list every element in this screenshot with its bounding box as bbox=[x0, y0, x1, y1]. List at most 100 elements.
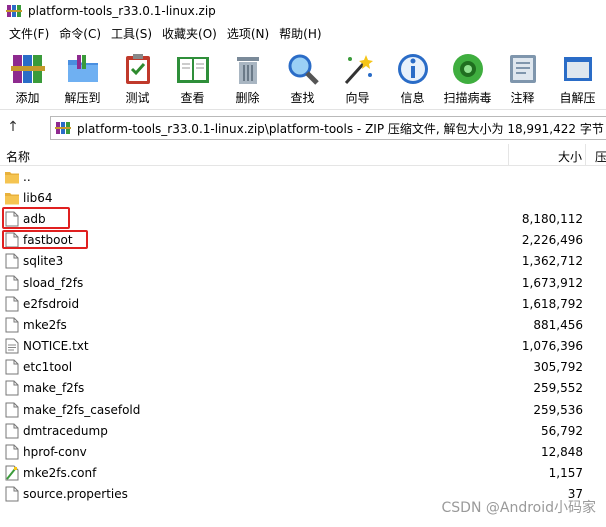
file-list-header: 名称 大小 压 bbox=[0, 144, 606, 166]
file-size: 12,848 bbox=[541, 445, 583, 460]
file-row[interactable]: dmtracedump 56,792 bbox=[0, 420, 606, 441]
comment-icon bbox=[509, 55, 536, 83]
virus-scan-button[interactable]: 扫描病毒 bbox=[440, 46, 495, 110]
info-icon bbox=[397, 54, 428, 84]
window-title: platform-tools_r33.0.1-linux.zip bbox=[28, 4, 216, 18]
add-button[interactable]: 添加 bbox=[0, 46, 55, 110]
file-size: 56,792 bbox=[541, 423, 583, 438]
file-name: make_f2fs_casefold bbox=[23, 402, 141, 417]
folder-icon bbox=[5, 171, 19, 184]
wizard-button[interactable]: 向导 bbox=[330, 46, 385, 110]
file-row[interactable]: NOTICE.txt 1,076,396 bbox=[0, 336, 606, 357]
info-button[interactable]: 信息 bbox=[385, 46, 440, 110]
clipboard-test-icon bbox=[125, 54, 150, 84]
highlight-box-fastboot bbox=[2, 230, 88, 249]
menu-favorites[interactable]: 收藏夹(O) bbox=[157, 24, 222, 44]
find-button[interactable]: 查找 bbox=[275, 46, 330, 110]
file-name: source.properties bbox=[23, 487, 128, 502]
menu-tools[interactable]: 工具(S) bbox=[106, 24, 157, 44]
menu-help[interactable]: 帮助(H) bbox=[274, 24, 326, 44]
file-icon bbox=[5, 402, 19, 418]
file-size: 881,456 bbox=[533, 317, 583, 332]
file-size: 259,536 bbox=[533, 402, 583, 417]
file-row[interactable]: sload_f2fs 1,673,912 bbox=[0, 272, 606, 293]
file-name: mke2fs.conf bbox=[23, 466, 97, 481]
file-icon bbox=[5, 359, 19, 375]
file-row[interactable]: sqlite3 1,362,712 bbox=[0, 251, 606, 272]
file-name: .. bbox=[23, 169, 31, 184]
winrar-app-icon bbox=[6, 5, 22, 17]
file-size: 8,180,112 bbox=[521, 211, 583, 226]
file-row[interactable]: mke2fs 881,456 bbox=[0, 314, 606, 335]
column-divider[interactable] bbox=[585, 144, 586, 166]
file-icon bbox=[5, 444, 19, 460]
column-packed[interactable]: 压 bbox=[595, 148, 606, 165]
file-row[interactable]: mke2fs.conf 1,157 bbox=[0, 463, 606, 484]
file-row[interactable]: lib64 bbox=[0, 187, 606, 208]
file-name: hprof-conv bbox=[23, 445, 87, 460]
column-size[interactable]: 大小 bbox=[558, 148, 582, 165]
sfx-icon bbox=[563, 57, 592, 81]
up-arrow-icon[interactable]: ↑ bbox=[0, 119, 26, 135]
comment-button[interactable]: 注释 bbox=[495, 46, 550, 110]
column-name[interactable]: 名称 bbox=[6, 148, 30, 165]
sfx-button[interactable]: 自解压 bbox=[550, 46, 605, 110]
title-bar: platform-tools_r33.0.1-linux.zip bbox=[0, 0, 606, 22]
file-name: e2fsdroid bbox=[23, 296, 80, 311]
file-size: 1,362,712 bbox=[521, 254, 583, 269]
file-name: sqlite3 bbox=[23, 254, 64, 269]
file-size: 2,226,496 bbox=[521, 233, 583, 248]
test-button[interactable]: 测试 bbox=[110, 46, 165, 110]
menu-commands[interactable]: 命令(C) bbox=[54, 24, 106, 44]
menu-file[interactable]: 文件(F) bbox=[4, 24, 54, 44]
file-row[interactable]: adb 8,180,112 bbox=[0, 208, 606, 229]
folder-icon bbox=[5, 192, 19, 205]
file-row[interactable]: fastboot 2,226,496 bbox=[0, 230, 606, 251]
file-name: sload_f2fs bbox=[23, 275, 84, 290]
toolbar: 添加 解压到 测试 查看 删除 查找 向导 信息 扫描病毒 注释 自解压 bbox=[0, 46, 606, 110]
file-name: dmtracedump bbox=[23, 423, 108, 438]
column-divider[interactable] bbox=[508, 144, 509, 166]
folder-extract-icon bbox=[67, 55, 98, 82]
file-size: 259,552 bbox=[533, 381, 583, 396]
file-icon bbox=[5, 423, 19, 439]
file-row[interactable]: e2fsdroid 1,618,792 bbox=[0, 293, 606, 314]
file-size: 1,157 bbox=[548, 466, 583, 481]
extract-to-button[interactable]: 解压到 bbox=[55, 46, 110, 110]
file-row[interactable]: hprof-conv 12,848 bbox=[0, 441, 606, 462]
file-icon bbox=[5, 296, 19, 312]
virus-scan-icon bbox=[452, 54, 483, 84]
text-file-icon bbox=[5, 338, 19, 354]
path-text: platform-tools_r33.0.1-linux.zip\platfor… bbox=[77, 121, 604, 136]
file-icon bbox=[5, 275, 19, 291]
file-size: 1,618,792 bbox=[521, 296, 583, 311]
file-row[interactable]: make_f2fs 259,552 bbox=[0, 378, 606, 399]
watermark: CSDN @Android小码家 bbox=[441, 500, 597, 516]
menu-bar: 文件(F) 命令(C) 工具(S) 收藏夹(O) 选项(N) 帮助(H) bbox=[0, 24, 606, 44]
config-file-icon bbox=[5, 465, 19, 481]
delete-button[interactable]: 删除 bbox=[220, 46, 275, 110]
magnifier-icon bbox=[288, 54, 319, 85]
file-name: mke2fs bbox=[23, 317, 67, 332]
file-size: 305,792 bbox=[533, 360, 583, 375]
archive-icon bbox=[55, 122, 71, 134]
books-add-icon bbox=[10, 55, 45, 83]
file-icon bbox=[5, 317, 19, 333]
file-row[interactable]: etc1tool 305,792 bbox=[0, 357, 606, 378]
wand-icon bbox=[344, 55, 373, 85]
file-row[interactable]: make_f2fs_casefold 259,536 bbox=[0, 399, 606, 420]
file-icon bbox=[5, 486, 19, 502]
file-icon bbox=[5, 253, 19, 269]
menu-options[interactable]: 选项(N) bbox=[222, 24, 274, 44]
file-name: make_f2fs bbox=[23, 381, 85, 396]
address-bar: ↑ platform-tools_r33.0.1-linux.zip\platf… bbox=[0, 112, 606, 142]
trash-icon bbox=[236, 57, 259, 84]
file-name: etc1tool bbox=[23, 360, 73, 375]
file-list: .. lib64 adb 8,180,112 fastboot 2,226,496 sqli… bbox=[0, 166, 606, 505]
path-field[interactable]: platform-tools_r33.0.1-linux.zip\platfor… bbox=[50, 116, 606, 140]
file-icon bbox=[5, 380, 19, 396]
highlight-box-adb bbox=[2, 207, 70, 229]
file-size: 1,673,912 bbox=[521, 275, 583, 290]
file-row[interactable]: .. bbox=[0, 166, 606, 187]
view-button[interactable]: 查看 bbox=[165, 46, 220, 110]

----------------------------------------

AIM OF THE EXERCISE => Exact copy, no pictures: return the entries word for word.

OUTPUT FOR THIS TASK =>
list every element in this screenshot with its bounding box as bbox=[x0, y0, x1, y1]. List at most 100 elements.
file-list-header: 名称 大小 压 bbox=[0, 144, 606, 166]
file-size: 12,848 bbox=[541, 445, 583, 460]
file-row[interactable]: dmtracedump 56,792 bbox=[0, 420, 606, 441]
comment-icon bbox=[509, 55, 536, 83]
virus-scan-button[interactable]: 扫描病毒 bbox=[440, 46, 495, 110]
info-icon bbox=[397, 54, 428, 84]
window-title: platform-tools_r33.0.1-linux.zip bbox=[28, 4, 216, 18]
add-button[interactable]: 添加 bbox=[0, 46, 55, 110]
file-size: 56,792 bbox=[541, 423, 583, 438]
file-name: make_f2fs_casefold bbox=[23, 402, 141, 417]
folder-icon bbox=[5, 171, 19, 184]
wizard-button[interactable]: 向导 bbox=[330, 46, 385, 110]
file-row[interactable]: NOTICE.txt 1,076,396 bbox=[0, 336, 606, 357]
info-button[interactable]: 信息 bbox=[385, 46, 440, 110]
clipboard-test-icon bbox=[125, 54, 150, 84]
highlight-box-fastboot bbox=[2, 230, 88, 249]
menu-favorites[interactable]: 收藏夹(O) bbox=[157, 24, 222, 44]
find-button[interactable]: 查找 bbox=[275, 46, 330, 110]
file-name: source.properties bbox=[23, 487, 128, 502]
menu-tools[interactable]: 工具(S) bbox=[106, 24, 157, 44]
menu-help[interactable]: 帮助(H) bbox=[274, 24, 326, 44]
file-icon bbox=[5, 402, 19, 418]
file-size: 881,456 bbox=[533, 317, 583, 332]
file-size: 259,536 bbox=[533, 402, 583, 417]
file-row[interactable]: sload_f2fs 1,673,912 bbox=[0, 272, 606, 293]
file-name: mke2fs.conf bbox=[23, 466, 97, 481]
file-icon bbox=[5, 359, 19, 375]
file-row[interactable]: sqlite3 1,362,712 bbox=[0, 251, 606, 272]
file-name: .. bbox=[23, 169, 31, 184]
winrar-app-icon bbox=[6, 5, 22, 17]
file-size: 8,180,112 bbox=[521, 211, 583, 226]
file-row[interactable]: mke2fs 881,456 bbox=[0, 314, 606, 335]
column-divider[interactable] bbox=[585, 144, 586, 166]
file-icon bbox=[5, 444, 19, 460]
column-packed[interactable]: 压 bbox=[595, 148, 606, 165]
file-row[interactable]: mke2fs.conf 1,157 bbox=[0, 463, 606, 484]
file-row[interactable]: lib64 bbox=[0, 187, 606, 208]
file-name: hprof-conv bbox=[23, 445, 87, 460]
column-size[interactable]: 大小 bbox=[558, 148, 582, 165]
sfx-icon bbox=[563, 57, 592, 81]
up-arrow-icon[interactable]: ↑ bbox=[0, 119, 26, 135]
comment-button[interactable]: 注释 bbox=[495, 46, 550, 110]
column-name[interactable]: 名称 bbox=[6, 148, 30, 165]
sfx-button[interactable]: 自解压 bbox=[550, 46, 605, 110]
title-bar: platform-tools_r33.0.1-linux.zip bbox=[0, 0, 606, 22]
file-name: e2fsdroid bbox=[23, 296, 80, 311]
file-size: 1,362,712 bbox=[521, 254, 583, 269]
file-name: sqlite3 bbox=[23, 254, 64, 269]
file-size: 2,226,496 bbox=[521, 233, 583, 248]
test-button[interactable]: 测试 bbox=[110, 46, 165, 110]
menu-commands[interactable]: 命令(C) bbox=[54, 24, 106, 44]
menu-file[interactable]: 文件(F) bbox=[4, 24, 54, 44]
file-row[interactable]: adb 8,180,112 bbox=[0, 208, 606, 229]
folder-icon bbox=[5, 192, 19, 205]
file-row[interactable]: fastboot 2,226,496 bbox=[0, 230, 606, 251]
file-name: sload_f2fs bbox=[23, 275, 84, 290]
toolbar: 添加 解压到 测试 查看 删除 查找 向导 信息 扫描病毒 注释 自解压 bbox=[0, 46, 606, 110]
file-name: dmtracedump bbox=[23, 423, 108, 438]
column-divider[interactable] bbox=[508, 144, 509, 166]
folder-extract-icon bbox=[67, 55, 98, 82]
file-size: 259,552 bbox=[533, 381, 583, 396]
file-icon bbox=[5, 423, 19, 439]
file-row[interactable]: e2fsdroid 1,618,792 bbox=[0, 293, 606, 314]
file-size: 1,157 bbox=[548, 466, 583, 481]
extract-to-button[interactable]: 解压到 bbox=[55, 46, 110, 110]
file-row[interactable]: hprof-conv 12,848 bbox=[0, 441, 606, 462]
file-icon bbox=[5, 296, 19, 312]
virus-scan-icon bbox=[452, 54, 483, 84]
text-file-icon bbox=[5, 338, 19, 354]
path-text: platform-tools_r33.0.1-linux.zip\platfor… bbox=[77, 121, 604, 136]
file-icon bbox=[5, 275, 19, 291]
file-size: 1,618,792 bbox=[521, 296, 583, 311]
file-row[interactable]: make_f2fs 259,552 bbox=[0, 378, 606, 399]
watermark: CSDN @Android小码家 bbox=[441, 500, 597, 516]
menu-bar: 文件(F) 命令(C) 工具(S) 收藏夹(O) 选项(N) 帮助(H) bbox=[0, 24, 606, 44]
config-file-icon bbox=[5, 465, 19, 481]
delete-button[interactable]: 删除 bbox=[220, 46, 275, 110]
magnifier-icon bbox=[288, 54, 319, 85]
file-name: mke2fs bbox=[23, 317, 67, 332]
file-size: 305,792 bbox=[533, 360, 583, 375]
archive-icon bbox=[55, 122, 71, 134]
books-add-icon bbox=[10, 55, 45, 83]
file-icon bbox=[5, 317, 19, 333]
file-row[interactable]: etc1tool 305,792 bbox=[0, 357, 606, 378]
wand-icon bbox=[344, 55, 373, 85]
file-row[interactable]: make_f2fs_casefold 259,536 bbox=[0, 399, 606, 420]
file-icon bbox=[5, 486, 19, 502]
file-icon bbox=[5, 253, 19, 269]
menu-options[interactable]: 选项(N) bbox=[222, 24, 274, 44]
file-name: make_f2fs bbox=[23, 381, 85, 396]
address-bar: ↑ platform-tools_r33.0.1-linux.zip\platf… bbox=[0, 112, 606, 142]
trash-icon bbox=[236, 57, 259, 84]
file-name: etc1tool bbox=[23, 360, 73, 375]
file-list: .. lib64 adb 8,180,112 fastboot 2,226,496 sqli… bbox=[0, 166, 606, 505]
path-field[interactable]: platform-tools_r33.0.1-linux.zip\platfor… bbox=[50, 116, 606, 140]
file-icon bbox=[5, 380, 19, 396]
highlight-box-adb bbox=[2, 207, 70, 229]
file-size: 1,673,912 bbox=[521, 275, 583, 290]
file-row[interactable]: .. bbox=[0, 166, 606, 187]
view-button[interactable]: 查看 bbox=[165, 46, 220, 110]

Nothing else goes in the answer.